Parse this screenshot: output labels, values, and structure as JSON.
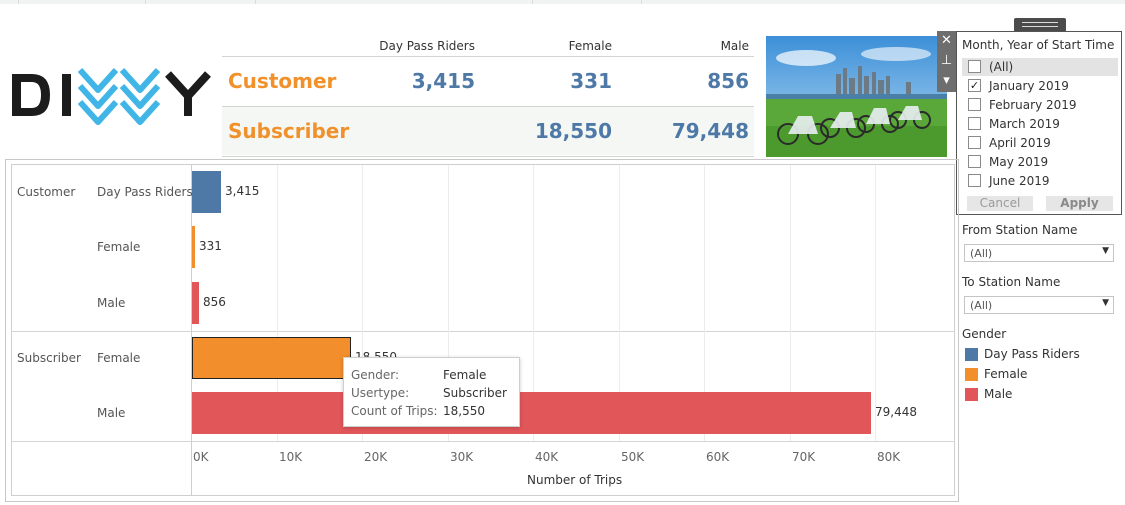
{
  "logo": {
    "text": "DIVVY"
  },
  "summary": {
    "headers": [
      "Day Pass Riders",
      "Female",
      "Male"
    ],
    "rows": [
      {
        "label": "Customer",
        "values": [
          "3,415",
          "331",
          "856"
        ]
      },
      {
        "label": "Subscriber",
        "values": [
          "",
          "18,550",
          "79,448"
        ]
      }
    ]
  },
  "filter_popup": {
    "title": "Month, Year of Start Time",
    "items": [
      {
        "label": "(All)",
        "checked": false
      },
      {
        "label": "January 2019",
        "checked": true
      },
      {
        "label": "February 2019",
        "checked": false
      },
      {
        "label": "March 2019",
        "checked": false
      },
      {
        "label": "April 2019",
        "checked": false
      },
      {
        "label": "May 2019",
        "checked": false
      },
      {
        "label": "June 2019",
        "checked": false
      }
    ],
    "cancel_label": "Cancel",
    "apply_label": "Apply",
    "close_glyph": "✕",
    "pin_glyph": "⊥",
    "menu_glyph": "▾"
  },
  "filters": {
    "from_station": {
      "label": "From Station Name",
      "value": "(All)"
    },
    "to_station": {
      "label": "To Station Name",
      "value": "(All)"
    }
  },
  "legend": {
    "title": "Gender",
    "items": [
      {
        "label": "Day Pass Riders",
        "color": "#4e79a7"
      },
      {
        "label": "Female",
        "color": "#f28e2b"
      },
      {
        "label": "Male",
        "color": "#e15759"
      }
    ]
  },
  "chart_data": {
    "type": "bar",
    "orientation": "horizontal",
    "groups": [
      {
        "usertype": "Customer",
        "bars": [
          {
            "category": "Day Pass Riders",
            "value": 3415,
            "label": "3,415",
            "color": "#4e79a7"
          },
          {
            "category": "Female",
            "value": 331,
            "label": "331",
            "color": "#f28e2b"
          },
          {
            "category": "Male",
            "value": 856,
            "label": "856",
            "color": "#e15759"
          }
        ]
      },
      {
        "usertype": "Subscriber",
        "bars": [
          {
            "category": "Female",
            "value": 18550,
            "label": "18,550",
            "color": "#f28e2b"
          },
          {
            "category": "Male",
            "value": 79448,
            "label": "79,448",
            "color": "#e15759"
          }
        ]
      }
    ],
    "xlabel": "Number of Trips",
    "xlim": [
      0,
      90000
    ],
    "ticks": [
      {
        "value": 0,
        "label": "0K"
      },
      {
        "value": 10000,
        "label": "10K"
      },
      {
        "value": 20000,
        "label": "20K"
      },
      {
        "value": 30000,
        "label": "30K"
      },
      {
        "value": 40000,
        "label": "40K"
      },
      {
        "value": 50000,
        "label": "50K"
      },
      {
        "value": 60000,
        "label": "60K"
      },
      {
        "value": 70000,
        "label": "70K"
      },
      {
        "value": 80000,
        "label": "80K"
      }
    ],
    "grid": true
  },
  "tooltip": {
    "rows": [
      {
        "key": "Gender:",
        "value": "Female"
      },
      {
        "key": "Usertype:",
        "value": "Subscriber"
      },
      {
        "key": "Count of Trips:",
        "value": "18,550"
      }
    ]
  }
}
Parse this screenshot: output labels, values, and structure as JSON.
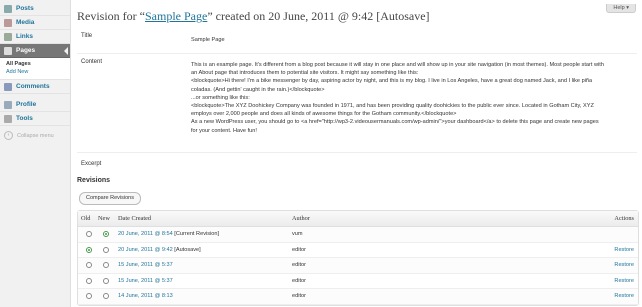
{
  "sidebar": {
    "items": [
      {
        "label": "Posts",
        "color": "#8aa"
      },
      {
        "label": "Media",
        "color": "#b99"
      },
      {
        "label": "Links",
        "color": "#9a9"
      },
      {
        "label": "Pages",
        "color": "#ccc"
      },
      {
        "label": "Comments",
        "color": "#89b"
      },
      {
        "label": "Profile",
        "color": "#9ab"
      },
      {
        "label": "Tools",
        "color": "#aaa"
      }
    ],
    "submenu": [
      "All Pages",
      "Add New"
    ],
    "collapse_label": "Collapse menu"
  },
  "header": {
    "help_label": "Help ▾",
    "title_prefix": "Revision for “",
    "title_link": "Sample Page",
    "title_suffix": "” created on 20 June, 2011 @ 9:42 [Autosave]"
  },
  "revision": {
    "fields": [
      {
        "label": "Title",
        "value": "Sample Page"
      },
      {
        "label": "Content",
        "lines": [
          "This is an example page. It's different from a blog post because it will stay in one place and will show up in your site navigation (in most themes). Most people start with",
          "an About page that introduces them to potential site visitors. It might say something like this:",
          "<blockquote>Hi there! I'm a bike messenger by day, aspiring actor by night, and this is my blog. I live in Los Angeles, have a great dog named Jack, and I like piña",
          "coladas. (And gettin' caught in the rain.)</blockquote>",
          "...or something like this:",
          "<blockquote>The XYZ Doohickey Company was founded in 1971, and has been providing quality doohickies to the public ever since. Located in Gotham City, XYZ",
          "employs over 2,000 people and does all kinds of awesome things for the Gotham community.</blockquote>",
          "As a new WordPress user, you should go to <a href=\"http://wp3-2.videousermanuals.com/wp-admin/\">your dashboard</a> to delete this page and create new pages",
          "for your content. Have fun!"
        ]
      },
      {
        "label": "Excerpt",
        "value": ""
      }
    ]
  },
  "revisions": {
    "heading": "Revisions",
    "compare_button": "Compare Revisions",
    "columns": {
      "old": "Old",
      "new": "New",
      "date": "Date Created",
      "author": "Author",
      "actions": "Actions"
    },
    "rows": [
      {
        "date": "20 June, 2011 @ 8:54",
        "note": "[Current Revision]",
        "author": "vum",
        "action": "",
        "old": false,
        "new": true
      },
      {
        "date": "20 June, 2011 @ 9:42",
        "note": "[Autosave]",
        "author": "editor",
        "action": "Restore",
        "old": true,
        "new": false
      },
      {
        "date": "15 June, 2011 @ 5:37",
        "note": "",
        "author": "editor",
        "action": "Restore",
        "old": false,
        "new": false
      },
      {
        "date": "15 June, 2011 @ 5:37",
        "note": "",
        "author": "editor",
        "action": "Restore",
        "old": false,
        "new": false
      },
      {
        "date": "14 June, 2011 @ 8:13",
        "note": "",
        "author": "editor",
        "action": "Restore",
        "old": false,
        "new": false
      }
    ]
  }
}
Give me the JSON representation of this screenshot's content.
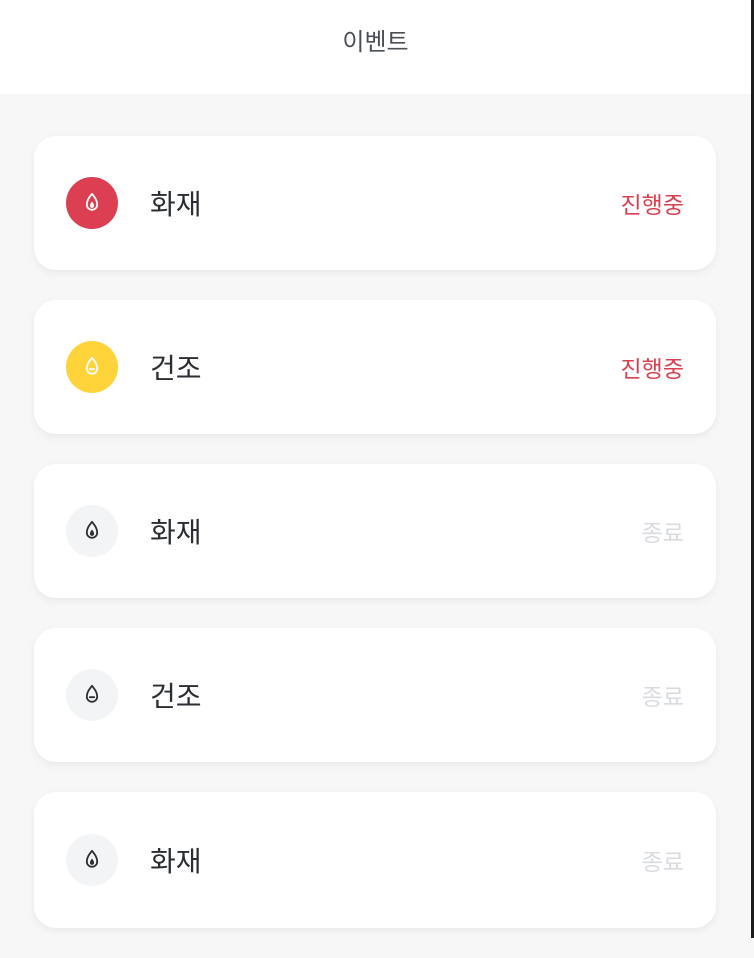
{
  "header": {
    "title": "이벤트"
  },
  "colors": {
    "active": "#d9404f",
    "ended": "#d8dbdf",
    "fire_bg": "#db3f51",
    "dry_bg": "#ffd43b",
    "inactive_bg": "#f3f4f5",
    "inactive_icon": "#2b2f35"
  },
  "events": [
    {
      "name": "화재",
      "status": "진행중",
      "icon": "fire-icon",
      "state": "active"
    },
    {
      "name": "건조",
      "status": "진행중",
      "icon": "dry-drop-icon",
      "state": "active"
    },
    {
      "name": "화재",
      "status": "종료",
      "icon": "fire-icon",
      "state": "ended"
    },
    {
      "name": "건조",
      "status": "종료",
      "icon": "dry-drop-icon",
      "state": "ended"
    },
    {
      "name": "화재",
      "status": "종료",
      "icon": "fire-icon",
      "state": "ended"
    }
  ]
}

- - -

DO THIS:
Every record above should be written out again exactly; the pictures stay out of the copy.

EXERCISE RESPONSE:
Parse this screenshot: output labels, values, and structure as JSON.
{
  "logo": {
    "text": "DIVVY"
  },
  "summary": {
    "headers": [
      "Day Pass Riders",
      "Female",
      "Male"
    ],
    "rows": [
      {
        "label": "Customer",
        "values": [
          "3,415",
          "331",
          "856"
        ]
      },
      {
        "label": "Subscriber",
        "values": [
          "",
          "18,550",
          "79,448"
        ]
      }
    ]
  },
  "filter_popup": {
    "title": "Month, Year of Start Time",
    "items": [
      {
        "label": "(All)",
        "checked": false
      },
      {
        "label": "January 2019",
        "checked": true
      },
      {
        "label": "February 2019",
        "checked": false
      },
      {
        "label": "March 2019",
        "checked": false
      },
      {
        "label": "April 2019",
        "checked": false
      },
      {
        "label": "May 2019",
        "checked": false
      },
      {
        "label": "June 2019",
        "checked": false
      }
    ],
    "cancel_label": "Cancel",
    "apply_label": "Apply",
    "close_glyph": "✕",
    "pin_glyph": "⊥",
    "menu_glyph": "▾"
  },
  "filters": {
    "from_station": {
      "label": "From Station Name",
      "value": "(All)"
    },
    "to_station": {
      "label": "To Station Name",
      "value": "(All)"
    }
  },
  "legend": {
    "title": "Gender",
    "items": [
      {
        "label": "Day Pass Riders",
        "color": "#4e79a7"
      },
      {
        "label": "Female",
        "color": "#f28e2b"
      },
      {
        "label": "Male",
        "color": "#e15759"
      }
    ]
  },
  "chart_data": {
    "type": "bar",
    "orientation": "horizontal",
    "groups": [
      {
        "usertype": "Customer",
        "bars": [
          {
            "category": "Day Pass Riders",
            "value": 3415,
            "label": "3,415",
            "color": "#4e79a7"
          },
          {
            "category": "Female",
            "value": 331,
            "label": "331",
            "color": "#f28e2b"
          },
          {
            "category": "Male",
            "value": 856,
            "label": "856",
            "color": "#e15759"
          }
        ]
      },
      {
        "usertype": "Subscriber",
        "bars": [
          {
            "category": "Female",
            "value": 18550,
            "label": "18,550",
            "color": "#f28e2b"
          },
          {
            "category": "Male",
            "value": 79448,
            "label": "79,448",
            "color": "#e15759"
          }
        ]
      }
    ],
    "xlabel": "Number of Trips",
    "xlim": [
      0,
      90000
    ],
    "ticks": [
      {
        "value": 0,
        "label": "0K"
      },
      {
        "value": 10000,
        "label": "10K"
      },
      {
        "value": 20000,
        "label": "20K"
      },
      {
        "value": 30000,
        "label": "30K"
      },
      {
        "value": 40000,
        "label": "40K"
      },
      {
        "value": 50000,
        "label": "50K"
      },
      {
        "value": 60000,
        "label": "60K"
      },
      {
        "value": 70000,
        "label": "70K"
      },
      {
        "value": 80000,
        "label": "80K"
      }
    ],
    "grid": true
  },
  "tooltip": {
    "rows": [
      {
        "key": "Gender:",
        "value": "Female"
      },
      {
        "key": "Usertype:",
        "value": "Subscriber"
      },
      {
        "key": "Count of Trips:",
        "value": "18,550"
      }
    ]
  }
}
Parse this screenshot: output labels, values, and structure as JSON.
{
  "sidebar": {
    "items": [
      {
        "label": "Posts",
        "color": "#8aa"
      },
      {
        "label": "Media",
        "color": "#b99"
      },
      {
        "label": "Links",
        "color": "#9a9"
      },
      {
        "label": "Pages",
        "color": "#ccc"
      },
      {
        "label": "Comments",
        "color": "#89b"
      },
      {
        "label": "Profile",
        "color": "#9ab"
      },
      {
        "label": "Tools",
        "color": "#aaa"
      }
    ],
    "submenu": [
      "All Pages",
      "Add New"
    ],
    "collapse_label": "Collapse menu"
  },
  "header": {
    "help_label": "Help ▾",
    "title_prefix": "Revision for “",
    "title_link": "Sample Page",
    "title_suffix": "” created on 20 June, 2011 @ 9:42 [Autosave]"
  },
  "revision": {
    "fields": [
      {
        "label": "Title",
        "value": "Sample Page"
      },
      {
        "label": "Content",
        "lines": [
          "This is an example page. It's different from a blog post because it will stay in one place and will show up in your site navigation (in most themes). Most people start with",
          "an About page that introduces them to potential site visitors. It might say something like this:",
          "<blockquote>Hi there! I'm a bike messenger by day, aspiring actor by night, and this is my blog. I live in Los Angeles, have a great dog named Jack, and I like piña",
          "coladas. (And gettin' caught in the rain.)</blockquote>",
          "...or something like this:",
          "<blockquote>The XYZ Doohickey Company was founded in 1971, and has been providing quality doohickies to the public ever since. Located in Gotham City, XYZ",
          "employs over 2,000 people and does all kinds of awesome things for the Gotham community.</blockquote>",
          "As a new WordPress user, you should go to <a href=\"http://wp3-2.videousermanuals.com/wp-admin/\">your dashboard</a> to delete this page and create new pages",
          "for your content. Have fun!"
        ]
      },
      {
        "label": "Excerpt",
        "value": ""
      }
    ]
  },
  "revisions": {
    "heading": "Revisions",
    "compare_button": "Compare Revisions",
    "columns": {
      "old": "Old",
      "new": "New",
      "date": "Date Created",
      "author": "Author",
      "actions": "Actions"
    },
    "rows": [
      {
        "date": "20 June, 2011 @ 8:54",
        "note": "[Current Revision]",
        "author": "vum",
        "action": "",
        "old": false,
        "new": true
      },
      {
        "date": "20 June, 2011 @ 9:42",
        "note": "[Autosave]",
        "author": "editor",
        "action": "Restore",
        "old": true,
        "new": false
      },
      {
        "date": "15 June, 2011 @ 5:37",
        "note": "",
        "author": "editor",
        "action": "Restore",
        "old": false,
        "new": false
      },
      {
        "date": "15 June, 2011 @ 5:37",
        "note": "",
        "author": "editor",
        "action": "Restore",
        "old": false,
        "new": false
      },
      {
        "date": "14 June, 2011 @ 8:13",
        "note": "",
        "author": "editor",
        "action": "Restore",
        "old": false,
        "new": false
      }
    ]
  }
}
Give me the JSON representation of this screenshot's content.
{
  "header": {
    "title": "이벤트"
  },
  "colors": {
    "active": "#d9404f",
    "ended": "#d8dbdf",
    "fire_bg": "#db3f51",
    "dry_bg": "#ffd43b",
    "inactive_bg": "#f3f4f5",
    "inactive_icon": "#2b2f35"
  },
  "events": [
    {
      "name": "화재",
      "status": "진행중",
      "icon": "fire-icon",
      "state": "active"
    },
    {
      "name": "건조",
      "status": "진행중",
      "icon": "dry-drop-icon",
      "state": "active"
    },
    {
      "name": "화재",
      "status": "종료",
      "icon": "fire-icon",
      "state": "ended"
    },
    {
      "name": "건조",
      "status": "종료",
      "icon": "dry-drop-icon",
      "state": "ended"
    },
    {
      "name": "화재",
      "status": "종료",
      "icon": "fire-icon",
      "state": "ended"
    }
  ]
}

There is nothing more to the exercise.